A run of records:
## Start
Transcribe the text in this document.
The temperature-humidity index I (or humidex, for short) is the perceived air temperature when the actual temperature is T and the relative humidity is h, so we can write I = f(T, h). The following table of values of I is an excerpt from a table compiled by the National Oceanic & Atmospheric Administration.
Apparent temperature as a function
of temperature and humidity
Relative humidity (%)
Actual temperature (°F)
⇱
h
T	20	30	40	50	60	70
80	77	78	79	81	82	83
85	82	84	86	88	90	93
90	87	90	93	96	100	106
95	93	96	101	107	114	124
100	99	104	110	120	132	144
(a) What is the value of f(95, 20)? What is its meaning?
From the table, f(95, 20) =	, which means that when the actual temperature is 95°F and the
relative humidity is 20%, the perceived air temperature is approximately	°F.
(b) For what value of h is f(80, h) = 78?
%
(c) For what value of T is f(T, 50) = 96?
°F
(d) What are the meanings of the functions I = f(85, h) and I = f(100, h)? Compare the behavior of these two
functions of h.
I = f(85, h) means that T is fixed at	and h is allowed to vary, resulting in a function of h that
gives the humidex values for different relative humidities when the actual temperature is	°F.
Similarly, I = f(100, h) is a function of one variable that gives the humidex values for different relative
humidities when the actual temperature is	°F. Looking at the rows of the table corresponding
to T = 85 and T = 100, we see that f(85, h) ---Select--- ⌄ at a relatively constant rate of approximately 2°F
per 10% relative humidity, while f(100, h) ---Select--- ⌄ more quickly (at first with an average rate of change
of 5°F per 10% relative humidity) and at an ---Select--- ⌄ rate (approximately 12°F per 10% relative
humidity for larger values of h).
## End
**EXERCISE REQUIREMENTS**
Return every entry verbatim.

**WORKED SOLUTION**
Transcribe the text in this document.
The temperature-humidity index I (or humidex, for short) is the perceived air temperature when the actual temperature is T and the relative humidity is h, so we can write I = f(T, h). The following table of values of I is an excerpt from a table compiled by the National Oceanic & Atmospheric Administration.
Apparent temperature as a function
of temperature and humidity
Relative humidity (%)
Actual temperature (°F)
⇱
h
T	20	30	40	50	60	70
80	77	78	79	81	82	83
85	82	84	86	88	90	93
90	87	90	93	96	100	106
95	93	96	101	107	114	124
100	99	104	110	120	132	144
(a) What is the value of f(95, 20)? What is its meaning?
From the table, f(95, 20) =	, which means that when the actual temperature is 95°F and the
relative humidity is 20%, the perceived air temperature is approximately	°F.
(b) For what value of h is f(80, h) = 78?
%
(c) For what value of T is f(T, 50) = 96?
°F
(d) What are the meanings of the functions I = f(85, h) and I = f(100, h)? Compare the behavior of these two
functions of h.
I = f(85, h) means that T is fixed at	and h is allowed to vary, resulting in a function of h that
gives the humidex values for different relative humidities when the actual temperature is	°F.
Similarly, I = f(100, h) is a function of one variable that gives the humidex values for different relative
humidities when the actual temperature is	°F. Looking at the rows of the table corresponding
to T = 85 and T = 100, we see that f(85, h) ---Select--- ⌄ at a relatively constant rate of approximately 2°F
per 10% relative humidity, while f(100, h) ---Select--- ⌄ more quickly (at first with an average rate of change
of 5°F per 10% relative humidity) and at an ---Select--- ⌄ rate (approximately 12°F per 10% relative
humidity for larger values of h).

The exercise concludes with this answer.